[Start of Available data]
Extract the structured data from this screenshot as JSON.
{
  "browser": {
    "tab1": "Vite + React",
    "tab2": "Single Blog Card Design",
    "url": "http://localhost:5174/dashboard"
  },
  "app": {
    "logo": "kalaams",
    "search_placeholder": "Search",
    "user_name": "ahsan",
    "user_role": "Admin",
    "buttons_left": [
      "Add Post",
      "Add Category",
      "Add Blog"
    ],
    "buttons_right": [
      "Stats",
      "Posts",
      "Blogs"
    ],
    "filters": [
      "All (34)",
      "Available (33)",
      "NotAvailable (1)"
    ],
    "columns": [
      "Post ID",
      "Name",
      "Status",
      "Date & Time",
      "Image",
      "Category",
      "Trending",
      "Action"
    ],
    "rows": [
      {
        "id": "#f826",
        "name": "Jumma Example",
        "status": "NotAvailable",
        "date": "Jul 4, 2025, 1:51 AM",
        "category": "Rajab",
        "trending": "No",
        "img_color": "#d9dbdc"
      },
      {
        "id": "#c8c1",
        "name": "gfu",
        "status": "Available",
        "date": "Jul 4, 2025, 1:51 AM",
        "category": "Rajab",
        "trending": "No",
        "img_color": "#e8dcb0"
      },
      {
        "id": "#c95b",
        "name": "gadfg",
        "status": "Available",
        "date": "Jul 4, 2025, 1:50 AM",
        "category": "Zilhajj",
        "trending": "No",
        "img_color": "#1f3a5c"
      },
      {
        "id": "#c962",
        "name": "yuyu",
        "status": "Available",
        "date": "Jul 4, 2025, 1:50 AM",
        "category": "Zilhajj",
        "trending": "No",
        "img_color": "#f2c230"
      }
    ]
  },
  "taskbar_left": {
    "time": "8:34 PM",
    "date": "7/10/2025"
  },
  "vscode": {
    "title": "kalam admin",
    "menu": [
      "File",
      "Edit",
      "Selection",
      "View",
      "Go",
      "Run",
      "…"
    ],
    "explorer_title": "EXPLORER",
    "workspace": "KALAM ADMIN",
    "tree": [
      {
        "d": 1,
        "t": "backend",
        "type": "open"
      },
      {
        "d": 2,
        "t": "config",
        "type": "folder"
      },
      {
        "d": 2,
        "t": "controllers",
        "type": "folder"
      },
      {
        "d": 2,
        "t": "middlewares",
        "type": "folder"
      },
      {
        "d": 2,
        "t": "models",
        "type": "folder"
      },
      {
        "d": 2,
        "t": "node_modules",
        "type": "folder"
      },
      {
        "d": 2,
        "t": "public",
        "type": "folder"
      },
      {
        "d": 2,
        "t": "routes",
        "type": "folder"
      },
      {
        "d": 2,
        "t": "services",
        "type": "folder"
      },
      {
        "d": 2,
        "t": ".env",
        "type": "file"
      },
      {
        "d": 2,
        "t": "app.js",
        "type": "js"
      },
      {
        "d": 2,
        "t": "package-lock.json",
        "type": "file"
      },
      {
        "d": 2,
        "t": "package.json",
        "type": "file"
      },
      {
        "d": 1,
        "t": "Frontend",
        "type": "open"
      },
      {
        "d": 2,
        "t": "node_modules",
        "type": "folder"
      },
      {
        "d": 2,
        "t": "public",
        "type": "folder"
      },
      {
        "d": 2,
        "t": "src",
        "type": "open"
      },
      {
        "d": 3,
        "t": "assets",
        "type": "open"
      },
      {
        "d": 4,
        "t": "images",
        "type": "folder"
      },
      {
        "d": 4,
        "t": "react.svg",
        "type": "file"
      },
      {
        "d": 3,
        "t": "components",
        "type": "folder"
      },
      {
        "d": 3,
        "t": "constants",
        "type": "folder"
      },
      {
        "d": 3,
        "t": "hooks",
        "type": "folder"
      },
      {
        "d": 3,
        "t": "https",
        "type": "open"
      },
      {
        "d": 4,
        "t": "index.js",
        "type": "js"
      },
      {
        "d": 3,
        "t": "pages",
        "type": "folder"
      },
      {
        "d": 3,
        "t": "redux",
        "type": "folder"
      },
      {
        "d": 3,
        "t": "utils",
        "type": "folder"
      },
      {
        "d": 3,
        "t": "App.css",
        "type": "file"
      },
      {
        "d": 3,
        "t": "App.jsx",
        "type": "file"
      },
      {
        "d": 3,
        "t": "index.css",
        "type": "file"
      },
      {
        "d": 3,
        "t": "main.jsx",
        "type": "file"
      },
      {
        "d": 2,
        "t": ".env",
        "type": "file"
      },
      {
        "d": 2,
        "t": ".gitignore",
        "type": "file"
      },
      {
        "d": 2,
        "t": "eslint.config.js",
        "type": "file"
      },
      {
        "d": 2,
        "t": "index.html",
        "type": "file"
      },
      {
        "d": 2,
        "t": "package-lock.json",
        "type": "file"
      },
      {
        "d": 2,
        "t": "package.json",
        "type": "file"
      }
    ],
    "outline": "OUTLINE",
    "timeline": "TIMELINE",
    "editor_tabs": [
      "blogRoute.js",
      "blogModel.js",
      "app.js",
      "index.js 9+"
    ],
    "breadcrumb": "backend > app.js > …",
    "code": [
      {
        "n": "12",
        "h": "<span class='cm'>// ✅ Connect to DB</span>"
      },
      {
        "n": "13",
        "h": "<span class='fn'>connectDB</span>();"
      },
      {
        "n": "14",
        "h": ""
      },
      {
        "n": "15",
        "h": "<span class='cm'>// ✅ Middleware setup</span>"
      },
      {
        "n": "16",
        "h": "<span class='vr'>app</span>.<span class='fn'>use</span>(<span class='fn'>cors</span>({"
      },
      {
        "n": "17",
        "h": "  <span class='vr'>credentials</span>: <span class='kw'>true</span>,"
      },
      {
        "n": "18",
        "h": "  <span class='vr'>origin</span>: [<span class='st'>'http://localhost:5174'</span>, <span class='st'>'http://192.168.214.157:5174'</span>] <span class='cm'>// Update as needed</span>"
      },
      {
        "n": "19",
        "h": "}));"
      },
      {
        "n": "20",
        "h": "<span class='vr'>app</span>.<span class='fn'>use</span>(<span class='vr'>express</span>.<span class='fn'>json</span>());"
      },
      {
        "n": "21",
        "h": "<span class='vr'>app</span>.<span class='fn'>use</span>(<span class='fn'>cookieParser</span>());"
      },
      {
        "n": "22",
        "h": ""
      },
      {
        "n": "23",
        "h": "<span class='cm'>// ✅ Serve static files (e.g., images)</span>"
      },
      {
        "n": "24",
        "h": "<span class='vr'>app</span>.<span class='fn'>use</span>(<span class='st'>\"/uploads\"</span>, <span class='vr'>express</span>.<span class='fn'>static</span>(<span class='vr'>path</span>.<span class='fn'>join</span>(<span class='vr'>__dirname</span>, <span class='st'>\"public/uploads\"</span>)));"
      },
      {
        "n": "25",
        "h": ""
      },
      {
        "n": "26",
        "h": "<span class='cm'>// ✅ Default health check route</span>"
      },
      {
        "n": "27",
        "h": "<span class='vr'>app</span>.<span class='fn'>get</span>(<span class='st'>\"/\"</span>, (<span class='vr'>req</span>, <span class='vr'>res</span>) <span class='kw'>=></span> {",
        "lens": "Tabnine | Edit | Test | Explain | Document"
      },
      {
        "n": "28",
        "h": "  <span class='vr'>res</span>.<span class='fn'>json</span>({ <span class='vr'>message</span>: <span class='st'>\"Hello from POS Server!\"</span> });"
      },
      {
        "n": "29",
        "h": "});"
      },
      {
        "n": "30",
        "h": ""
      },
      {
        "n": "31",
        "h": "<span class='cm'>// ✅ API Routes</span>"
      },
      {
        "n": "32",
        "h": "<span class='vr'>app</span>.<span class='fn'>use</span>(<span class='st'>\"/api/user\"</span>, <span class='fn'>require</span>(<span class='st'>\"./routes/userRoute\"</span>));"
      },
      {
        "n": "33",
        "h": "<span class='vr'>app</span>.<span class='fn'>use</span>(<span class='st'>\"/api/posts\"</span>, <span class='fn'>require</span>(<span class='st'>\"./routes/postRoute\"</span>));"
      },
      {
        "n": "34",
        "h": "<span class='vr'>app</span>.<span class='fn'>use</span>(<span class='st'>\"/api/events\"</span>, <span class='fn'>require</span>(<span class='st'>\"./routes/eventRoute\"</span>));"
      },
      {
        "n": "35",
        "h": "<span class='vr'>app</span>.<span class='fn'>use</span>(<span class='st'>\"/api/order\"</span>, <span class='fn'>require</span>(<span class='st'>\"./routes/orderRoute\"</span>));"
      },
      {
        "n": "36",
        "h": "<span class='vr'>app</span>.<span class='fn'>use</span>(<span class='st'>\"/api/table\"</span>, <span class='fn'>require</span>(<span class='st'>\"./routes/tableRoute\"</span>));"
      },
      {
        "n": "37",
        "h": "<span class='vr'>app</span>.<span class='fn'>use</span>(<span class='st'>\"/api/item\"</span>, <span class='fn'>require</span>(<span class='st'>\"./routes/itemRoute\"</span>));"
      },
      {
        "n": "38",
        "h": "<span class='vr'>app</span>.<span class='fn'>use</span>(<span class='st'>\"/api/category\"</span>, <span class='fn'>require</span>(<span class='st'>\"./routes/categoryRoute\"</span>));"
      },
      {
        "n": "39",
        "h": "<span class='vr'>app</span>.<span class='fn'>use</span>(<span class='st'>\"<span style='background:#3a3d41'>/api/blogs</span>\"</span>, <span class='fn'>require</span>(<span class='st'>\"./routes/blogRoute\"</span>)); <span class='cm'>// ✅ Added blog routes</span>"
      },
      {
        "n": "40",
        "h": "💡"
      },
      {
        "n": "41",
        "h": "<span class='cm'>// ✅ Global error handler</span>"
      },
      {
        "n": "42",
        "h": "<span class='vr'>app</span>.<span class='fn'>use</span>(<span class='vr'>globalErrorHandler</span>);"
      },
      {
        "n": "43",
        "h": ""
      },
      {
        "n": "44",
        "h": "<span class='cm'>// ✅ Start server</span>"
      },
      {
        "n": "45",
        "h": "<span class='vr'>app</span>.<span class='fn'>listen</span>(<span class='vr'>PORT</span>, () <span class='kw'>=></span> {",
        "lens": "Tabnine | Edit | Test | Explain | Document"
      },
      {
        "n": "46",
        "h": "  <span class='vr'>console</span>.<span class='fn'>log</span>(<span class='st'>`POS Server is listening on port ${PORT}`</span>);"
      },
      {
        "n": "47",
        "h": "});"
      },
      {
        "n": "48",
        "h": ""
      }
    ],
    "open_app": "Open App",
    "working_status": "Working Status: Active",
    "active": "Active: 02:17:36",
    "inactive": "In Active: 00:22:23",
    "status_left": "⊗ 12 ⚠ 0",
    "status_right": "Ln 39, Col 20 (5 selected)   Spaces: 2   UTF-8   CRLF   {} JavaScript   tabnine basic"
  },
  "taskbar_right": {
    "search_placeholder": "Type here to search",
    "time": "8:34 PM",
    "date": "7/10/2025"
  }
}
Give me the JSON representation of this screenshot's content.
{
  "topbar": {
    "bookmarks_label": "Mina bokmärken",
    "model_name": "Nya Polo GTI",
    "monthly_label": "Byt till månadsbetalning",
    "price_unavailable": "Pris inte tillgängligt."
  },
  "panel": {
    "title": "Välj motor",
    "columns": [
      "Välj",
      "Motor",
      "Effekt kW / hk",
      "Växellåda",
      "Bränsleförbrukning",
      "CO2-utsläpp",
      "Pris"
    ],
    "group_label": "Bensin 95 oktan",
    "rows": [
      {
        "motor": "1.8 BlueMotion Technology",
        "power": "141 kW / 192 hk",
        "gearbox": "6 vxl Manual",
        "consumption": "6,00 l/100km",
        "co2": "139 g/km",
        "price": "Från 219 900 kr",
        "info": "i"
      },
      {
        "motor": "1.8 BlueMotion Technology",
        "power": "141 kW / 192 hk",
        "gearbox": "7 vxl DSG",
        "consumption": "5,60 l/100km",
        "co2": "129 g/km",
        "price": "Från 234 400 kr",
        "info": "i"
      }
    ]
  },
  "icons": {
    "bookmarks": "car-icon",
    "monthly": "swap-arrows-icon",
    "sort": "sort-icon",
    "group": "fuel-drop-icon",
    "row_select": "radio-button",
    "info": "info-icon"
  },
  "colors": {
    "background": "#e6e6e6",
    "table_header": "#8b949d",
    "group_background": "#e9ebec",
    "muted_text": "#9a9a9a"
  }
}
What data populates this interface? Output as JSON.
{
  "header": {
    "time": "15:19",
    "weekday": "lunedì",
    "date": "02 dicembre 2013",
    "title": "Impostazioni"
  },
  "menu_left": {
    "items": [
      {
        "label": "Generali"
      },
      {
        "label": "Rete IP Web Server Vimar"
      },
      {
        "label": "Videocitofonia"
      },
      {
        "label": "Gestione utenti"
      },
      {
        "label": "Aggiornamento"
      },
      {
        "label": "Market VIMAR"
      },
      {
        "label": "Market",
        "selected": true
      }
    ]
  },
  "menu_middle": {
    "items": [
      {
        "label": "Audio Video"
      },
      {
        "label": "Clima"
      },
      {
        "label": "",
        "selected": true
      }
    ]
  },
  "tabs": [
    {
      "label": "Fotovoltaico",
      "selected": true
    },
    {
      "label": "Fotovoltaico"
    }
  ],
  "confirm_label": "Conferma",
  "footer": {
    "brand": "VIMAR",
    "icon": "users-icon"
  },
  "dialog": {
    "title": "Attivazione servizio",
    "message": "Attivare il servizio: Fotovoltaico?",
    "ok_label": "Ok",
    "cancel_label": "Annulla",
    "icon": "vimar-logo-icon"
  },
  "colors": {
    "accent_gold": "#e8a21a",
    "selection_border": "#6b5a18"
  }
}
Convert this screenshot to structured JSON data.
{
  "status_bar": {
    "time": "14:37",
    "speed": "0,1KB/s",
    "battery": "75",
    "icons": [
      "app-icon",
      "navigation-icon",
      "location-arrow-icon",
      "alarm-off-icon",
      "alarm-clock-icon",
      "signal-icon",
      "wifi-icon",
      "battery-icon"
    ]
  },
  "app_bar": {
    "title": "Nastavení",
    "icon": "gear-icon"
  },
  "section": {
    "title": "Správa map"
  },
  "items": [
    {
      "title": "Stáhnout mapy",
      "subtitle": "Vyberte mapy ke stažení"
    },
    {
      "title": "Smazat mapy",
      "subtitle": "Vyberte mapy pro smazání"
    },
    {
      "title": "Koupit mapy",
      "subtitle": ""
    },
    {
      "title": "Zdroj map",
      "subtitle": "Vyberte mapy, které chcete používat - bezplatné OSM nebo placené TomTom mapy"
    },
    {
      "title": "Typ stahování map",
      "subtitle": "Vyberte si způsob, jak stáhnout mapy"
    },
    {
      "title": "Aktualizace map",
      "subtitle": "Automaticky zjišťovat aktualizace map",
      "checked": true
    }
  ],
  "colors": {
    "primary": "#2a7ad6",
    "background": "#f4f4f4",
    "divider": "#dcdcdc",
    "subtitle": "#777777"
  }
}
[End of Available data]
• **Problem description**: Count every line bearing the word "true"; report the total only.

• **Worked solution**: 5